__Input rows__:
+ + + + + + +

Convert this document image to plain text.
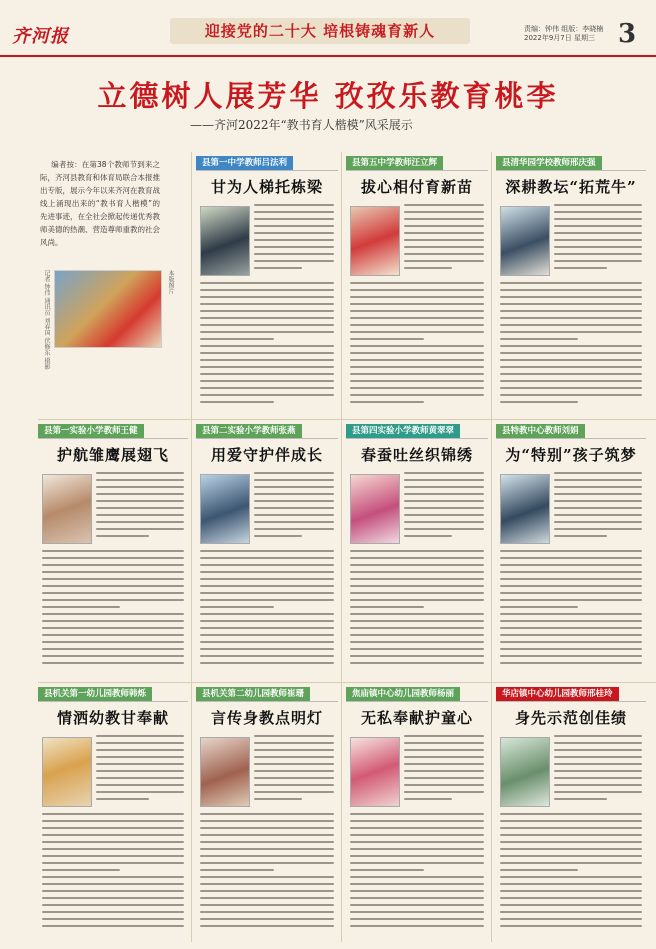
齐河报	迎接党的二十大 培根铸魂育新人	责编：钟伟 组版：李晓楠
2022年9月7日 星期三 3
立德树人展芳华 孜孜乐教育桃李
——齐河2022年“教书育人楷模”风采展示
编者按：在第38个教师节到来之际，齐河县教育和体育局联合本报推出专版，展示今年以来齐河在教育战线上涌现出来的“教书育人楷模”的先进事迹，在全社会掀起传递优秀教师美德的热潮、营造尊师重教的社会风尚。
记者 钟伟 通讯员 刘春国 伏修东 摄影	本版图片
县第一中学教师吕法利
甘为人梯托栋梁
县第五中学教师汪立辉
拔心相付育新苗
县清华园学校教师邢庆强
深耕教坛“拓荒牛”
县第一实验小学教师王健
护航雏鹰展翅飞
县第二实验小学教师张燕
用爱守护伴成长
县第四实验小学教师黄翠翠
春蚕吐丝织锦绣
县特教中心教师刘娟
为“特别”孩子筑梦
县机关第一幼儿园教师韩烁
情洒幼教甘奉献
县机关第二幼儿园教师崔珊
言传身教点明灯
焦庙镇中心幼儿园教师杨丽
无私奉献护童心
华店镇中心幼儿园教师邢桂玲
身先示范创佳绩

+ + + + + + +

__Instructions to follow__:
Pictures appear in the records above. Output everything except them, exactly.

__Task result__:
Convert this document image to plain text.
齐河报	迎接党的二十大 培根铸魂育新人	责编：钟伟 组版：李晓楠
2022年9月7日 星期三 3
立德树人展芳华 孜孜乐教育桃李
——齐河2022年“教书育人楷模”风采展示
编者按：在第38个教师节到来之际，齐河县教育和体育局联合本报推出专版，展示今年以来齐河在教育战线上涌现出来的“教书育人楷模”的先进事迹，在全社会掀起传递优秀教师美德的热潮、营造尊师重教的社会风尚。
记者 钟伟 通讯员 刘春国 伏修东 摄影	本版图片
县第一中学教师吕法利
甘为人梯托栋梁
县第五中学教师汪立辉
拔心相付育新苗
县清华园学校教师邢庆强
深耕教坛“拓荒牛”
县第一实验小学教师王健
护航雏鹰展翅飞
县第二实验小学教师张燕
用爱守护伴成长
县第四实验小学教师黄翠翠
春蚕吐丝织锦绣
县特教中心教师刘娟
为“特别”孩子筑梦
县机关第一幼儿园教师韩烁
情洒幼教甘奉献
县机关第二幼儿园教师崔珊
言传身教点明灯
焦庙镇中心幼儿园教师杨丽
无私奉献护童心
华店镇中心幼儿园教师邢桂玲
身先示范创佳绩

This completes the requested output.